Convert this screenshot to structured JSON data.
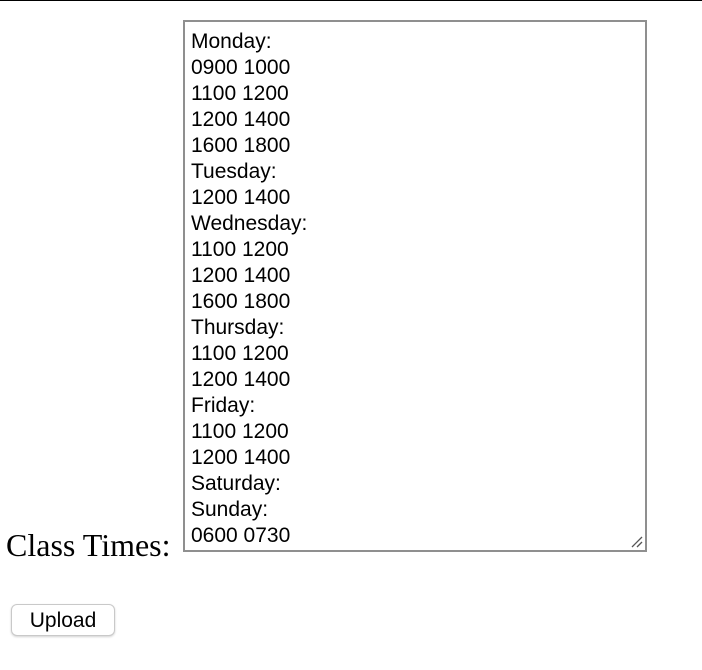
{
  "form": {
    "class_times_label": "Class Times:",
    "class_times_lines": [
      "Monday:",
      "0900 1000",
      "1100 1200",
      "1200 1400",
      "1600 1800",
      "Tuesday:",
      "1200 1400",
      "Wednesday:",
      "1100 1200",
      "1200 1400",
      "1600 1800",
      "Thursday:",
      "1100 1200",
      "1200 1400",
      "Friday:",
      "1100 1200",
      "1200 1400",
      "Saturday:",
      "Sunday:",
      "0600 0730"
    ],
    "upload_label": "Upload"
  },
  "icons": {
    "resize_grip": "resize-grip-icon"
  },
  "colors": {
    "textarea_border": "#8f8f8f",
    "button_border": "#c9c9c9"
  }
}
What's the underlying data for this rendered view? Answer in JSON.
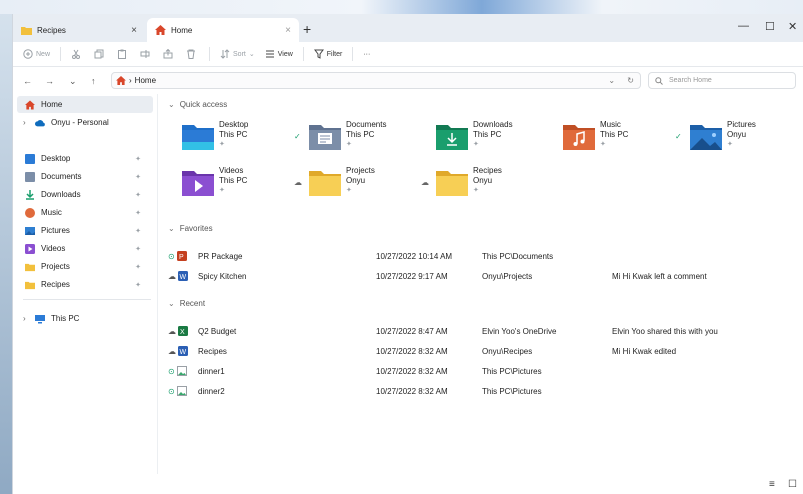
{
  "tabs": [
    {
      "label": "Recipes",
      "close": "×"
    },
    {
      "label": "Home",
      "close": "×"
    }
  ],
  "new_tab": "+",
  "window_controls": {
    "minimize": "—",
    "maximize": "☐",
    "close": "✕"
  },
  "toolbar": {
    "new_label": "New",
    "sort_label": "Sort",
    "view_label": "View",
    "filter_label": "Filter",
    "more_label": "···"
  },
  "address": {
    "back": "←",
    "forward": "→",
    "recent": "⌄",
    "up": "↑",
    "separator": "›",
    "crumb": "Home",
    "dropdown": "⌄",
    "refresh": "↻",
    "search_placeholder": "Search Home"
  },
  "nav": {
    "home": "Home",
    "onedrive": "Onyu - Personal",
    "quick": [
      {
        "label": "Desktop",
        "icon": "desktop-icon",
        "color": "#2b7bd6"
      },
      {
        "label": "Documents",
        "icon": "documents-icon",
        "color": "#7c8ea8"
      },
      {
        "label": "Downloads",
        "icon": "downloads-icon",
        "color": "#1a9e6d"
      },
      {
        "label": "Music",
        "icon": "music-icon",
        "color": "#e06a3b"
      },
      {
        "label": "Pictures",
        "icon": "pictures-icon",
        "color": "#2f7fd1"
      },
      {
        "label": "Videos",
        "icon": "videos-icon",
        "color": "#8b4fd1"
      },
      {
        "label": "Projects",
        "icon": "folder-icon",
        "color": "#f2c03c"
      },
      {
        "label": "Recipes",
        "icon": "folder-icon",
        "color": "#f2c03c"
      }
    ],
    "pin": "📌",
    "this_pc": "This PC"
  },
  "main": {
    "quick_access_label": "Quick access",
    "tiles": [
      {
        "name": "Desktop",
        "location": "This PC",
        "color": "#2b7bd6",
        "status": ""
      },
      {
        "name": "Documents",
        "location": "This PC",
        "color": "#7c8ea8",
        "status": "✓"
      },
      {
        "name": "Downloads",
        "location": "This PC",
        "color": "#1a9e6d",
        "status": ""
      },
      {
        "name": "Music",
        "location": "This PC",
        "color": "#e06a3b",
        "status": ""
      },
      {
        "name": "Pictures",
        "location": "Onyu",
        "color": "#2f7fd1",
        "status": "✓"
      },
      {
        "name": "Videos",
        "location": "This PC",
        "color": "#8b4fd1",
        "status": ""
      },
      {
        "name": "Projects",
        "location": "Onyu",
        "color": "#f2c03c",
        "status": "☁"
      },
      {
        "name": "Recipes",
        "location": "Onyu",
        "color": "#f2c03c",
        "status": "☁"
      }
    ],
    "favorites_label": "Favorites",
    "favorites": [
      {
        "name": "PR Package",
        "date": "10/27/2022 10:14 AM",
        "location": "This PC\\Documents",
        "activity": ""
      },
      {
        "name": "Spicy Kitchen",
        "date": "10/27/2022 9:17 AM",
        "location": "Onyu\\Projects",
        "activity": "Mi Hi Kwak left a comment"
      }
    ],
    "recent_label": "Recent",
    "recent": [
      {
        "name": "Q2 Budget",
        "date": "10/27/2022 8:47 AM",
        "location": "Elvin Yoo's OneDrive",
        "activity": "Elvin Yoo shared this with you"
      },
      {
        "name": "Recipes",
        "date": "10/27/2022 8:32 AM",
        "location": "Onyu\\Recipes",
        "activity": "Mi Hi Kwak edited"
      },
      {
        "name": "dinner1",
        "date": "10/27/2022 8:32 AM",
        "location": "This PC\\Pictures",
        "activity": ""
      },
      {
        "name": "dinner2",
        "date": "10/27/2022 8:32 AM",
        "location": "This PC\\Pictures",
        "activity": ""
      }
    ]
  },
  "statusbar": {
    "details_view": "≡",
    "tiles_view": "☐"
  }
}
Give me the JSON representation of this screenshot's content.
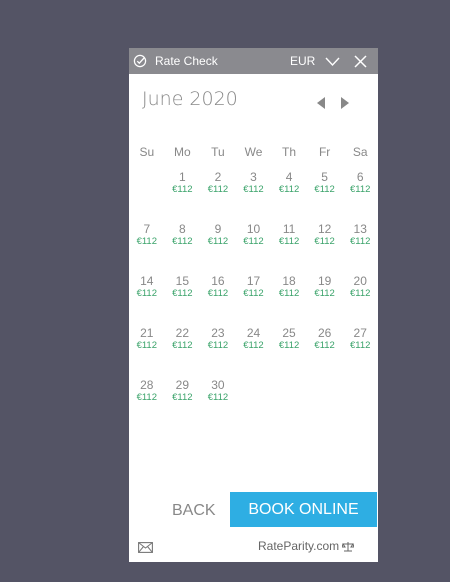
{
  "header": {
    "title": "Rate Check",
    "currency": "EUR"
  },
  "calendar": {
    "month_label": "June 2020",
    "weekdays": [
      "Su",
      "Mo",
      "Tu",
      "We",
      "Th",
      "Fr",
      "Sa"
    ],
    "first_weekday_index": 1,
    "days": [
      {
        "day": "1",
        "price": "€112"
      },
      {
        "day": "2",
        "price": "€112"
      },
      {
        "day": "3",
        "price": "€112"
      },
      {
        "day": "4",
        "price": "€112"
      },
      {
        "day": "5",
        "price": "€112"
      },
      {
        "day": "6",
        "price": "€112"
      },
      {
        "day": "7",
        "price": "€112"
      },
      {
        "day": "8",
        "price": "€112"
      },
      {
        "day": "9",
        "price": "€112"
      },
      {
        "day": "10",
        "price": "€112"
      },
      {
        "day": "11",
        "price": "€112"
      },
      {
        "day": "12",
        "price": "€112"
      },
      {
        "day": "13",
        "price": "€112"
      },
      {
        "day": "14",
        "price": "€112"
      },
      {
        "day": "15",
        "price": "€112"
      },
      {
        "day": "16",
        "price": "€112"
      },
      {
        "day": "17",
        "price": "€112"
      },
      {
        "day": "18",
        "price": "€112"
      },
      {
        "day": "19",
        "price": "€112"
      },
      {
        "day": "20",
        "price": "€112"
      },
      {
        "day": "21",
        "price": "€112"
      },
      {
        "day": "22",
        "price": "€112"
      },
      {
        "day": "23",
        "price": "€112"
      },
      {
        "day": "24",
        "price": "€112"
      },
      {
        "day": "25",
        "price": "€112"
      },
      {
        "day": "26",
        "price": "€112"
      },
      {
        "day": "27",
        "price": "€112"
      },
      {
        "day": "28",
        "price": "€112"
      },
      {
        "day": "29",
        "price": "€112"
      },
      {
        "day": "30",
        "price": "€112"
      }
    ]
  },
  "footer": {
    "back_label": "BACK",
    "book_label": "BOOK ONLINE",
    "brand": "RateParity.com"
  },
  "colors": {
    "background": "#545465",
    "header": "#8a8a8f",
    "accent": "#2eaee3",
    "price": "#3aa36a"
  }
}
● ● ●
• **Short problem**: Locate each line containing the string "Recipes" and show it.

• **Exercise output**:
      "label": "Recipes",
        "label": "Recipes",
        "name": "Recipes",
        "name": "Recipes",
        "location": "Onyu\\Recipes",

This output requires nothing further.